Dataset records =>
▼
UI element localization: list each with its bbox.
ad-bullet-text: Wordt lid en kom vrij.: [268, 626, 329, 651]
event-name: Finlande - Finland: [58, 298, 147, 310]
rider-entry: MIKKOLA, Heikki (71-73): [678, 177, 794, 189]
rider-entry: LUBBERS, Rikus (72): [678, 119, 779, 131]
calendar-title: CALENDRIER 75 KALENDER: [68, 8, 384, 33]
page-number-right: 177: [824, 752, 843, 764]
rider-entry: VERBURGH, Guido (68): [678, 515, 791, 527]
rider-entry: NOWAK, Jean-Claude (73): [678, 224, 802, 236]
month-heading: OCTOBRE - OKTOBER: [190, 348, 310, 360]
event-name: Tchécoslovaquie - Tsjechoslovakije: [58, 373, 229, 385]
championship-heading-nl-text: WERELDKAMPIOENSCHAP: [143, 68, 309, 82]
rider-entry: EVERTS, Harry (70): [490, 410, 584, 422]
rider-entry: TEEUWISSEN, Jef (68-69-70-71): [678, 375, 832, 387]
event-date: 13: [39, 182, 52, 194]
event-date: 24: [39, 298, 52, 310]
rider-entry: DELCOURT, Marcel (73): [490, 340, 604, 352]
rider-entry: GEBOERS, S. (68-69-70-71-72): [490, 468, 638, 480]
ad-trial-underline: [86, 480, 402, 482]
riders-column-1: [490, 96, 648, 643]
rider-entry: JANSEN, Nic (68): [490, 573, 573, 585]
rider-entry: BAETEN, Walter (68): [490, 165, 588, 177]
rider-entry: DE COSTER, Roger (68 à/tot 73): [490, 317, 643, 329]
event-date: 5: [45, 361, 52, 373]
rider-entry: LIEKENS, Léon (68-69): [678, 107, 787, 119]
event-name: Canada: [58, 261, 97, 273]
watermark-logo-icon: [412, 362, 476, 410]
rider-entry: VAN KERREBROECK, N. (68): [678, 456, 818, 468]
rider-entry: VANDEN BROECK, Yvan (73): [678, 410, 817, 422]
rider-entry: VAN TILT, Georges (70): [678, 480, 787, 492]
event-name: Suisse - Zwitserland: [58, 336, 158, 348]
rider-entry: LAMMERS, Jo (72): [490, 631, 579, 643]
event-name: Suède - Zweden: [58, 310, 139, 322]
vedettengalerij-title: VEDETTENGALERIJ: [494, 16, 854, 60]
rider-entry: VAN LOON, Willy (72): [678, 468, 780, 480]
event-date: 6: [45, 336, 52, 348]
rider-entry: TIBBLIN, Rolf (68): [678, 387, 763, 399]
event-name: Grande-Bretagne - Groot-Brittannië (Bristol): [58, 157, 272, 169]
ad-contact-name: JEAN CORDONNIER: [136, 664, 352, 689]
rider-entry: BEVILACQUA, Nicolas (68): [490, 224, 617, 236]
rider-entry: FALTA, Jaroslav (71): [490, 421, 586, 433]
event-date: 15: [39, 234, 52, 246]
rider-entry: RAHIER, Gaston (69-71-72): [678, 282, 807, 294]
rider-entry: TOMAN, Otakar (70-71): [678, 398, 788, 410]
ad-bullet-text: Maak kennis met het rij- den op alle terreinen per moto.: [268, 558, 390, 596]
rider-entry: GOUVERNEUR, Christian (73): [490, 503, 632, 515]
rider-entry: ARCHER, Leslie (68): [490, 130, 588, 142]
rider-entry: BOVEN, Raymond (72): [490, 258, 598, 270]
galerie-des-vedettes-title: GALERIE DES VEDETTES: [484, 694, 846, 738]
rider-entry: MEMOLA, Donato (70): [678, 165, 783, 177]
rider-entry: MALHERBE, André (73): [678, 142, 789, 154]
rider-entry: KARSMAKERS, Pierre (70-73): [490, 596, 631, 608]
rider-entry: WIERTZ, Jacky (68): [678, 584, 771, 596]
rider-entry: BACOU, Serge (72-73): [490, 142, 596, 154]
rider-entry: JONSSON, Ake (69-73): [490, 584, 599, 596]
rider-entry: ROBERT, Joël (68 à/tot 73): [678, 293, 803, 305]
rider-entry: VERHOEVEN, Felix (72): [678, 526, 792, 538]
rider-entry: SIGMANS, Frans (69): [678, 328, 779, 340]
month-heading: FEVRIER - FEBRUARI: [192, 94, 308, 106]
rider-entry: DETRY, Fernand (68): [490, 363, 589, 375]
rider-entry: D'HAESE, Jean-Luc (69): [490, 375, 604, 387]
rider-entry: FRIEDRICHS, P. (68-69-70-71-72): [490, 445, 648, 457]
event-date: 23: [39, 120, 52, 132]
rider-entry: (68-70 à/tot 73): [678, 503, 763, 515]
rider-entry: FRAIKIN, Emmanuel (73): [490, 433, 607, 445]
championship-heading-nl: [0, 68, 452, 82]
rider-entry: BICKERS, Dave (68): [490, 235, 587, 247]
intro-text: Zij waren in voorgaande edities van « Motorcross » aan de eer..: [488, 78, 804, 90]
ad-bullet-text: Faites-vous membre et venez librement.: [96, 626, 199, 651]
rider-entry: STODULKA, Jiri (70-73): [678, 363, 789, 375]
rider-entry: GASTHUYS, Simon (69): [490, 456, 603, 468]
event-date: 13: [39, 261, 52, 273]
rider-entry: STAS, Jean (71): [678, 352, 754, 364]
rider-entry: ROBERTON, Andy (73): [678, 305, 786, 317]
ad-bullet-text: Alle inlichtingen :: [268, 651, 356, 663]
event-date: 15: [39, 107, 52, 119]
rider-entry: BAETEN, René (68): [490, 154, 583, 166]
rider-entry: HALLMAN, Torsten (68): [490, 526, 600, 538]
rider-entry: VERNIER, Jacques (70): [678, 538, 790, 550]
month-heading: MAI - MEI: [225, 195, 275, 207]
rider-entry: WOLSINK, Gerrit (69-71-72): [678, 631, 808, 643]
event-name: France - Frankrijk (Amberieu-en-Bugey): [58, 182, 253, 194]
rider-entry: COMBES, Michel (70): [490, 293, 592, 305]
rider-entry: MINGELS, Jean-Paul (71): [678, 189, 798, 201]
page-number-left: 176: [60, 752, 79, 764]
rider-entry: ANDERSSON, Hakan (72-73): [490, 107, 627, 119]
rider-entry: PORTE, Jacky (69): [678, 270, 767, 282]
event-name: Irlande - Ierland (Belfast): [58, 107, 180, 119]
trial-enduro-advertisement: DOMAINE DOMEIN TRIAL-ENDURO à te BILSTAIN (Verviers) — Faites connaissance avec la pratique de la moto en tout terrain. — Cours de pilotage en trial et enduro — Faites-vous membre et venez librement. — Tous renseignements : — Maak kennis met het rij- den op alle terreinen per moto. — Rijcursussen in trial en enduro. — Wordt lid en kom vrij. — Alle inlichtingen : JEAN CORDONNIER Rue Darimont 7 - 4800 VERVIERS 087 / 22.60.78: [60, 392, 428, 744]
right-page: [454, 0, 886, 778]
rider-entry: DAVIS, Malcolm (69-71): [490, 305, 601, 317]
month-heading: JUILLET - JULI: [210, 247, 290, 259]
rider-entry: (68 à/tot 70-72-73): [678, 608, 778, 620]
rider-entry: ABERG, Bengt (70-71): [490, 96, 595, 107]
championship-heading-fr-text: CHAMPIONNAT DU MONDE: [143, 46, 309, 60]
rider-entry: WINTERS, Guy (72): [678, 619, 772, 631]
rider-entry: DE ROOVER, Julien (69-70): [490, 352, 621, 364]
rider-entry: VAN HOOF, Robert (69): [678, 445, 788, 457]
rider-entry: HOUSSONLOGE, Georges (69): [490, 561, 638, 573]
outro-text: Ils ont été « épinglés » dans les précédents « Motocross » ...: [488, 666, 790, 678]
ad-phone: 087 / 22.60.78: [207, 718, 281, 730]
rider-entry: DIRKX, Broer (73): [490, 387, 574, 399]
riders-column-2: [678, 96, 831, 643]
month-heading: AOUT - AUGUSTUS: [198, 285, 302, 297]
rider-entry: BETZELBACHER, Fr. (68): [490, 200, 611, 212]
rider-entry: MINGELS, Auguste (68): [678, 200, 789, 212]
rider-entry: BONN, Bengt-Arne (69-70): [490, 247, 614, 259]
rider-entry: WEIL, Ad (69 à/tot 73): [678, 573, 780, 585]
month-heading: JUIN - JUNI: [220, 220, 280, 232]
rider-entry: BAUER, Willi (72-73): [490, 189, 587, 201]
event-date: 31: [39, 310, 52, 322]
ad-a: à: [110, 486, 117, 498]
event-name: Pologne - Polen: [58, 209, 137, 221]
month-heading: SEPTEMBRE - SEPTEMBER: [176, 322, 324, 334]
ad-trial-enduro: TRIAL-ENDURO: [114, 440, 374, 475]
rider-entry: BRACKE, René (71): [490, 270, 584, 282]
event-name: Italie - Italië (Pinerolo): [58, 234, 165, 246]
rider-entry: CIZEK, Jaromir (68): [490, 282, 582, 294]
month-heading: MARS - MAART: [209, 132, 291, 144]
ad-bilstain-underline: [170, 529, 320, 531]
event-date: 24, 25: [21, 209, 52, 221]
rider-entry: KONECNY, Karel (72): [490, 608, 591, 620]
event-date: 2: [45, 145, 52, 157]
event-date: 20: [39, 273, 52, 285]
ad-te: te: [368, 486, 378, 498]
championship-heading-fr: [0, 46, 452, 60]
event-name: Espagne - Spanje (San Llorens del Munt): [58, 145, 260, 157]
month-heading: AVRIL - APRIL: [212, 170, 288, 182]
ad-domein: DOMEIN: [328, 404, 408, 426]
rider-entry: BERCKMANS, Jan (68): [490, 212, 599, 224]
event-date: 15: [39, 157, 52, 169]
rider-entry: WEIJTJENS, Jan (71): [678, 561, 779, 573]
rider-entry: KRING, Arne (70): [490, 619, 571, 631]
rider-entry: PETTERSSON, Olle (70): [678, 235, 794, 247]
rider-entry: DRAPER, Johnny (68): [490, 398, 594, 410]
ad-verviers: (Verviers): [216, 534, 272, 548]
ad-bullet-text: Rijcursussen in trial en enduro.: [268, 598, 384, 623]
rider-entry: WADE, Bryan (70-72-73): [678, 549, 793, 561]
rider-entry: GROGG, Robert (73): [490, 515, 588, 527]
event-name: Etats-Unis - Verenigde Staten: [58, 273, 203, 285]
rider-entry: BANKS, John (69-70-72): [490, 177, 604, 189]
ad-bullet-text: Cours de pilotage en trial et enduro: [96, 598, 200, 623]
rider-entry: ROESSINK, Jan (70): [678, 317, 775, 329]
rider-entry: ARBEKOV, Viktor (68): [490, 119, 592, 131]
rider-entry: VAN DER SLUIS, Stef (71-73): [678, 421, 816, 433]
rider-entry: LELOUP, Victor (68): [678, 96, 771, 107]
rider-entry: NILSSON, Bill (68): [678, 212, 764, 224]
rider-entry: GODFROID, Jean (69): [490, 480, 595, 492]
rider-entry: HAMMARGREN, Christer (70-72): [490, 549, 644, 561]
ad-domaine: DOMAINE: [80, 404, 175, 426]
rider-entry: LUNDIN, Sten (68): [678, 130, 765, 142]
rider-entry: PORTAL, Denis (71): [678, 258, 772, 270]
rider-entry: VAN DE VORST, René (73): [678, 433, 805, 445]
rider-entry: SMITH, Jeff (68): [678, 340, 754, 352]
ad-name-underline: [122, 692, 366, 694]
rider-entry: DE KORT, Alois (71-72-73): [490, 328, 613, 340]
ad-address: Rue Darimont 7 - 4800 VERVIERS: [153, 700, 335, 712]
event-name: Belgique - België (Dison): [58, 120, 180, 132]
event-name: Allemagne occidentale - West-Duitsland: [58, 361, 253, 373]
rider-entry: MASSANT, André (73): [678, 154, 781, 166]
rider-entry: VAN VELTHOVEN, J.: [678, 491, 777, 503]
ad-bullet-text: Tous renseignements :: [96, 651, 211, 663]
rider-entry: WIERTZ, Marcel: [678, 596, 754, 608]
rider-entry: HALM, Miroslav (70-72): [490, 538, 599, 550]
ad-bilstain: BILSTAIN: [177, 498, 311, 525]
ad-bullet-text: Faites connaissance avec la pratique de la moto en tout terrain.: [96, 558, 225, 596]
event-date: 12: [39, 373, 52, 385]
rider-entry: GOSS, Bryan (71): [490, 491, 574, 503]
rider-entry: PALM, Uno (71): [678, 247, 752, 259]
▲
▼
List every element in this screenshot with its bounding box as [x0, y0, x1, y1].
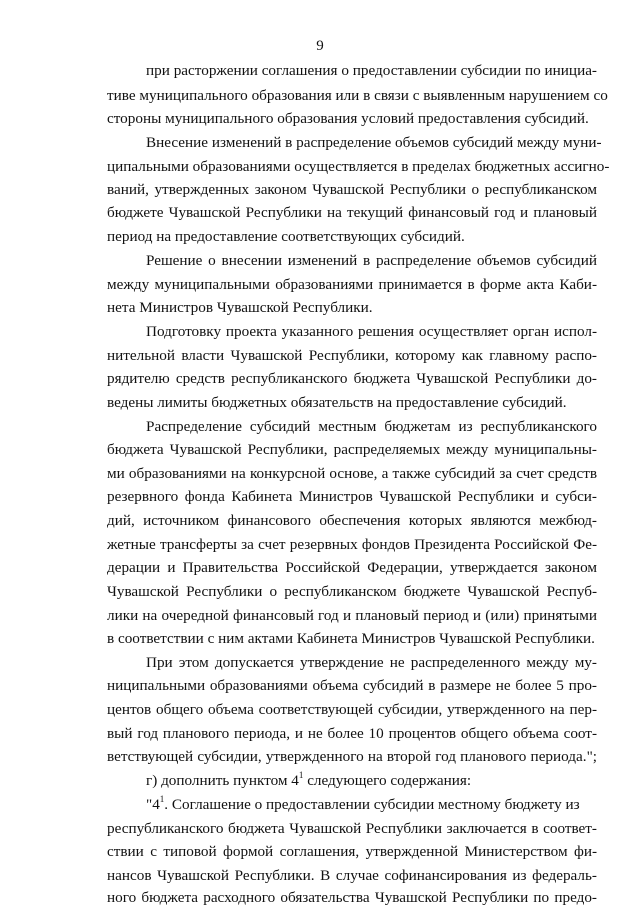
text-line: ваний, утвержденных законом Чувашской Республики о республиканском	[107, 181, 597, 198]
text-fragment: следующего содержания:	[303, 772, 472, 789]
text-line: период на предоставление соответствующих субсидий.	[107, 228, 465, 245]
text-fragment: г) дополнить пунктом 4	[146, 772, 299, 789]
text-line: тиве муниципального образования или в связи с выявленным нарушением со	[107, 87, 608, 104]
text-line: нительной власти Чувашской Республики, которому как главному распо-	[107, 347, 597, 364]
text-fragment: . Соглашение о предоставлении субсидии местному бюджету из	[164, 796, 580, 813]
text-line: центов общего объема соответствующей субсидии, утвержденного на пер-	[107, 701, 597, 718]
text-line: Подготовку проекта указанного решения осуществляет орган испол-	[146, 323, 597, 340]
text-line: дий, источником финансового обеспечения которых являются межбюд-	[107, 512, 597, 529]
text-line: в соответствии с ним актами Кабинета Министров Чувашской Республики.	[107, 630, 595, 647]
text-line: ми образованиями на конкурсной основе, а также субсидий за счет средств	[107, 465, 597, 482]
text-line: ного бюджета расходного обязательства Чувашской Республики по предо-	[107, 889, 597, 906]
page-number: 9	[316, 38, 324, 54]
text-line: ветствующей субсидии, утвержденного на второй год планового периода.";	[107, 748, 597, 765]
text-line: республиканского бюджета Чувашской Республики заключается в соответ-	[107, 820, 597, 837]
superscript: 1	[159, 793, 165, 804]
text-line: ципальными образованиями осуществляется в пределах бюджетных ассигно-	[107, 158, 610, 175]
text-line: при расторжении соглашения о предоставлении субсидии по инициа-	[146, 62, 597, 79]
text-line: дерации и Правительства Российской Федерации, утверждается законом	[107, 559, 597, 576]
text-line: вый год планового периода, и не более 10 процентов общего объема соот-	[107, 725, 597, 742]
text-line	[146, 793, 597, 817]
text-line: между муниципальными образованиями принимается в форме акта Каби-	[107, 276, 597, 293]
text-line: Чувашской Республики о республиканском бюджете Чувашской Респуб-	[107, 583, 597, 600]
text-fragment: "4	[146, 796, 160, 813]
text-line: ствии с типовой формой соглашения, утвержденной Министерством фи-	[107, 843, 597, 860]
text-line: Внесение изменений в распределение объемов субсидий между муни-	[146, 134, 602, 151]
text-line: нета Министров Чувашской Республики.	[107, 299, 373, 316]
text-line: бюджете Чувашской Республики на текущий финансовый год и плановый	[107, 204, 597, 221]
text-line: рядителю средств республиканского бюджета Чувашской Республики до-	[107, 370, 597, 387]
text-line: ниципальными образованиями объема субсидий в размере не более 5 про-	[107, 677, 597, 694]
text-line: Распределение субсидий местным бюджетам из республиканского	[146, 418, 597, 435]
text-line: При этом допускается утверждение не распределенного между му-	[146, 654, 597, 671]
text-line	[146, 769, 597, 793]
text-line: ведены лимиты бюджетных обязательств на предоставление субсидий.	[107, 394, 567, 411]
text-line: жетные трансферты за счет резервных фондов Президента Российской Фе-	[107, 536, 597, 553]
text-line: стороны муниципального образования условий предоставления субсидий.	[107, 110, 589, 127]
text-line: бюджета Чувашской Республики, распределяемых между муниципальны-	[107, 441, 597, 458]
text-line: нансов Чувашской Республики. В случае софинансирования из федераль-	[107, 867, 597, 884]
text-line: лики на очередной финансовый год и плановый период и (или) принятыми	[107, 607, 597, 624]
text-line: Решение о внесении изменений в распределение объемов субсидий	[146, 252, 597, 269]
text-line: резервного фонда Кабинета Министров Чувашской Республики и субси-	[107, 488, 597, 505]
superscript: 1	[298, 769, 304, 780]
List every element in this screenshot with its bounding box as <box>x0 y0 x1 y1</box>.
▲
Please copy out, character for character, the lines starting at the one containing "UI element localization: list" and ending at the one containing "page-number-right: 177: [824, 752, 843, 764]", including both of those lines.

Expected answer =>
UI element localization: list each with its bbox.
ad-bullet-text: Wordt lid en kom vrij.: [268, 626, 329, 651]
event-name: Finlande - Finland: [58, 298, 147, 310]
rider-entry: MIKKOLA, Heikki (71-73): [678, 177, 794, 189]
rider-entry: LUBBERS, Rikus (72): [678, 119, 779, 131]
calendar-title: CALENDRIER 75 KALENDER: [68, 8, 384, 33]
page-number-right: 177: [824, 752, 843, 764]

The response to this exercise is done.